# DIRECTIONS
Exactly how many lines have the word "known"? Answer with the bare number.

# DATA IN THIS EXERCISE
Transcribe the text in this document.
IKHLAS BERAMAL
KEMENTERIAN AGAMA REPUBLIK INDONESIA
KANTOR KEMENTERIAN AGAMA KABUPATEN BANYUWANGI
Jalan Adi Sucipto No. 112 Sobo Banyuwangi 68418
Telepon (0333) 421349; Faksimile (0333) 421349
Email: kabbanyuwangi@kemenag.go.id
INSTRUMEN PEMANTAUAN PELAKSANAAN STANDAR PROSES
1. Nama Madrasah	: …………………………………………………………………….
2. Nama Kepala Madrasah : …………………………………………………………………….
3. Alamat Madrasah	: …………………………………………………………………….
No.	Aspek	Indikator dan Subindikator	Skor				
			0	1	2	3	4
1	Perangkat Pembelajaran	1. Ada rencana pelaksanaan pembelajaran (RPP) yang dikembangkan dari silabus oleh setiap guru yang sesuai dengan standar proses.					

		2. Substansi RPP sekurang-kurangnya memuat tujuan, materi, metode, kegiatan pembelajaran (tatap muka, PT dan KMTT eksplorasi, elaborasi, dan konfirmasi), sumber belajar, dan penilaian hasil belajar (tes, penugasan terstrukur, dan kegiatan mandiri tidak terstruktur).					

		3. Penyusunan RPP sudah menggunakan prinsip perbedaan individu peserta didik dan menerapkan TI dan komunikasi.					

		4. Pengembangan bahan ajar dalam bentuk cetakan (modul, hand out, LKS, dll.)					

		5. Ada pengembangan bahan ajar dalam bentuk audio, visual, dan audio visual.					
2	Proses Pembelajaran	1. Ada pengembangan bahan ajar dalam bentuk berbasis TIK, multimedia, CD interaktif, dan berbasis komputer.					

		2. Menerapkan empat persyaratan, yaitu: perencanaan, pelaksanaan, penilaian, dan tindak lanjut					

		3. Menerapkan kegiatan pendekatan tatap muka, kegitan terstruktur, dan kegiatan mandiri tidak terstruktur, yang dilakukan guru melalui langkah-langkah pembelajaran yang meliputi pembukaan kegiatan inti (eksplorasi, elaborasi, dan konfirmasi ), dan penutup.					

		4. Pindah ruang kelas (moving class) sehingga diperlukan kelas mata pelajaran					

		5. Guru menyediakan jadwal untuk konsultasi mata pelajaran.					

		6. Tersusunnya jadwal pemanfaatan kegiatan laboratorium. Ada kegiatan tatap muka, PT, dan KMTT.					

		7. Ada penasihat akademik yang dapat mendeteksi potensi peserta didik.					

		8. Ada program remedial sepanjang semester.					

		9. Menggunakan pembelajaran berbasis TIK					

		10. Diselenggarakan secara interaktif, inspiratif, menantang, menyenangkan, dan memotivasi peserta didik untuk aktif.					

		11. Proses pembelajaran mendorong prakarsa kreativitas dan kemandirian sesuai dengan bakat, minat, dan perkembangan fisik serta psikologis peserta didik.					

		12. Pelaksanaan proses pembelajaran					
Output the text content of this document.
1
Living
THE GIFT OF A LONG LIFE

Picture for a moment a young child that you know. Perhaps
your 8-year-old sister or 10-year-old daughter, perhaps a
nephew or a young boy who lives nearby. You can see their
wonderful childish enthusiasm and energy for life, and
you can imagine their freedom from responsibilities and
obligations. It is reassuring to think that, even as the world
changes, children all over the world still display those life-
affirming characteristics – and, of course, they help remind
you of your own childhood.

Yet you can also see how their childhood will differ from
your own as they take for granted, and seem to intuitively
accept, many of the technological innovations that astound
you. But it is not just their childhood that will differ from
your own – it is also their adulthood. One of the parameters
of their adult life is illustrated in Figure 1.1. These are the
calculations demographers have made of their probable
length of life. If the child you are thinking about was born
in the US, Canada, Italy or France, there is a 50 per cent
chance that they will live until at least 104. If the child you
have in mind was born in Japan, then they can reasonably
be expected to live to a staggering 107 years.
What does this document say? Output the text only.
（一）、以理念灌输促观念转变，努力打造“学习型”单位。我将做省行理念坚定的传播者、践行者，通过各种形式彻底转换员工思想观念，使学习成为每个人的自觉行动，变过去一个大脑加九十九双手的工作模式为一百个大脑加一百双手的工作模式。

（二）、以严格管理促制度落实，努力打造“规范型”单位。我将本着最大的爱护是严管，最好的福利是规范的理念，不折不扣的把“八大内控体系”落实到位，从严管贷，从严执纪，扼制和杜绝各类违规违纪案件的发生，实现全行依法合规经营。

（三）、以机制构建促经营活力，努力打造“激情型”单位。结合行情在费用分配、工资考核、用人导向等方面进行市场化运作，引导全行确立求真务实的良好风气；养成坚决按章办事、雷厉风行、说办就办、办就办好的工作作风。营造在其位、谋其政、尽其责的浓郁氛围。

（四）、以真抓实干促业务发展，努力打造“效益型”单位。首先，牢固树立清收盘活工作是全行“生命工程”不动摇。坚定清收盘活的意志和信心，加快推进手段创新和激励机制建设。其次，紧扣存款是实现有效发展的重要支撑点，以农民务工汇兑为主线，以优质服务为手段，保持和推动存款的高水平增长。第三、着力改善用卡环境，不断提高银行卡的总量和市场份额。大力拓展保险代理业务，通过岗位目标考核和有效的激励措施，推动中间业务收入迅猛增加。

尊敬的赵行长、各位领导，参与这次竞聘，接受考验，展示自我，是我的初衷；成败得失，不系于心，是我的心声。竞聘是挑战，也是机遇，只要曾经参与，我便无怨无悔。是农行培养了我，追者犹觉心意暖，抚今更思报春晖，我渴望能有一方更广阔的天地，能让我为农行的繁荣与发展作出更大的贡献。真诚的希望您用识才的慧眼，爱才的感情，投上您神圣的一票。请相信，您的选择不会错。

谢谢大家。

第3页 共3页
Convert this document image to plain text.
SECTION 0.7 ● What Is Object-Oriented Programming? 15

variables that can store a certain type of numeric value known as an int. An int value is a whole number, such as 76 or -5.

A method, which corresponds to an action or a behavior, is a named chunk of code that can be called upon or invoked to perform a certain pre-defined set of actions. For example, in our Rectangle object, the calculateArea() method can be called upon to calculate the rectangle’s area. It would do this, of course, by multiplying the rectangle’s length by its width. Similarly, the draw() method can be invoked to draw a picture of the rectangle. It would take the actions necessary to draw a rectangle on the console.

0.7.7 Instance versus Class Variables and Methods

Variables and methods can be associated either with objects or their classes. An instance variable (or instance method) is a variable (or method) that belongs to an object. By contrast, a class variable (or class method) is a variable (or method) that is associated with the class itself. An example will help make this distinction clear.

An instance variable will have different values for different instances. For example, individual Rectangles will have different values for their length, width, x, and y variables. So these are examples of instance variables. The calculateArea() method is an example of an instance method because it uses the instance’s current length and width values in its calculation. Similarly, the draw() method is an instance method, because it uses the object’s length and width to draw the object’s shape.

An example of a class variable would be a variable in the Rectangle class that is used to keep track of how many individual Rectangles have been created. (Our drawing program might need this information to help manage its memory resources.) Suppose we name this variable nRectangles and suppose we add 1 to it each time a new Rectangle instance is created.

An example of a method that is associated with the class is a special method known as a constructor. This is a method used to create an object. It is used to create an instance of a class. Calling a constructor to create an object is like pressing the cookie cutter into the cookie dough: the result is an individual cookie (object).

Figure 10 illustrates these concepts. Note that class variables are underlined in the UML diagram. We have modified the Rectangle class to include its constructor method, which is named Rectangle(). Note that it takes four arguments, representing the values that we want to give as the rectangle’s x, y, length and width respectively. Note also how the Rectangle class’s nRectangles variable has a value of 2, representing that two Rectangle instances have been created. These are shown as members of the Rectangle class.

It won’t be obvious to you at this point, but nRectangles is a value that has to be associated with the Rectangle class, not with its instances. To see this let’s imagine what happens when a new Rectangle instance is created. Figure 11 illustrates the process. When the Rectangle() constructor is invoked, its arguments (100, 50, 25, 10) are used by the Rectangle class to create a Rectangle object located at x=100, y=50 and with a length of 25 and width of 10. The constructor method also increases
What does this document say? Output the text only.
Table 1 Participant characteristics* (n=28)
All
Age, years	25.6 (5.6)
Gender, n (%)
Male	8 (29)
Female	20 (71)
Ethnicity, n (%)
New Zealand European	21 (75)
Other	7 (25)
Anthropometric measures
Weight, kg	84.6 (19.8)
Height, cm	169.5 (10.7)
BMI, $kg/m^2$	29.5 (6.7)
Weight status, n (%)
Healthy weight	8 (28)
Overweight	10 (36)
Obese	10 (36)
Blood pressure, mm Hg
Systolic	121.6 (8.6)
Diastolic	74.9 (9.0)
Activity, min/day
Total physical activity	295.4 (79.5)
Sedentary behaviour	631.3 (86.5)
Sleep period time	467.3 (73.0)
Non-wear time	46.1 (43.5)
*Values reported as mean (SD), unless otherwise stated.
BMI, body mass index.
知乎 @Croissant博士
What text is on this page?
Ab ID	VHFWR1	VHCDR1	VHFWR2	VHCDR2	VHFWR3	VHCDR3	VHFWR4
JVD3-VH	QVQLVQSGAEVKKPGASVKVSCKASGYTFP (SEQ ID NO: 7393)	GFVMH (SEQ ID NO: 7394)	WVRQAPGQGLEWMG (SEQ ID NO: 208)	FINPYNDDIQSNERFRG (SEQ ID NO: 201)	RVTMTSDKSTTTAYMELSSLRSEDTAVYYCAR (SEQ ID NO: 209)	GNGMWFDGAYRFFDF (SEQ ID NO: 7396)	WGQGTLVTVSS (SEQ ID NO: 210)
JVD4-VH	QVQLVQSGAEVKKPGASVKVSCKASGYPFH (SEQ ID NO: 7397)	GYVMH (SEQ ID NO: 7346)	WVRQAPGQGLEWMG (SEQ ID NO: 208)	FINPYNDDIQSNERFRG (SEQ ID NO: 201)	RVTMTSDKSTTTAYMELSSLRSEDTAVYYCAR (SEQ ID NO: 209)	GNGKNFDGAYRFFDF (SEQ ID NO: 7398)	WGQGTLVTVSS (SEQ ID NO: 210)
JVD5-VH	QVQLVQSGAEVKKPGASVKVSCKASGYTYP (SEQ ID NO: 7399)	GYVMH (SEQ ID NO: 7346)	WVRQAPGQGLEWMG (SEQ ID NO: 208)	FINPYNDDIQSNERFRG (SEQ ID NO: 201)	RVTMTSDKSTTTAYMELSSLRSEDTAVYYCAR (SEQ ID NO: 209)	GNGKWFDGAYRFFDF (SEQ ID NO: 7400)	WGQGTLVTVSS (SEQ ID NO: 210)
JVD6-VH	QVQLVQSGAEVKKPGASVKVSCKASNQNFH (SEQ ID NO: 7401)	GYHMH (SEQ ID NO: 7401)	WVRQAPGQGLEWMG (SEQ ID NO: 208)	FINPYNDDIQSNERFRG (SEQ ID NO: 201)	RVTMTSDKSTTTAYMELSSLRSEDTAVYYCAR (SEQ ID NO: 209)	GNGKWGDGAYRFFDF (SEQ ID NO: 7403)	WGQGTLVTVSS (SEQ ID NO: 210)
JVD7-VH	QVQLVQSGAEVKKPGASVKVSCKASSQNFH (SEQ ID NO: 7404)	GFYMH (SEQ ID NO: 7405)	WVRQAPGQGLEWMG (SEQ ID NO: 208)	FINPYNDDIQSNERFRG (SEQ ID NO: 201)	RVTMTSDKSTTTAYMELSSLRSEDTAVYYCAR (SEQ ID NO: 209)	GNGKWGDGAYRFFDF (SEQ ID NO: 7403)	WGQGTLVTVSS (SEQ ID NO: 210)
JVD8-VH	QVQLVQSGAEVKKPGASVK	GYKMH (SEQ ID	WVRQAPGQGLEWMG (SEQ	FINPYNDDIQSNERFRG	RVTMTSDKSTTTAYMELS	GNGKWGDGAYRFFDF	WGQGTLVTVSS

# COMPLETE OUTPUT
2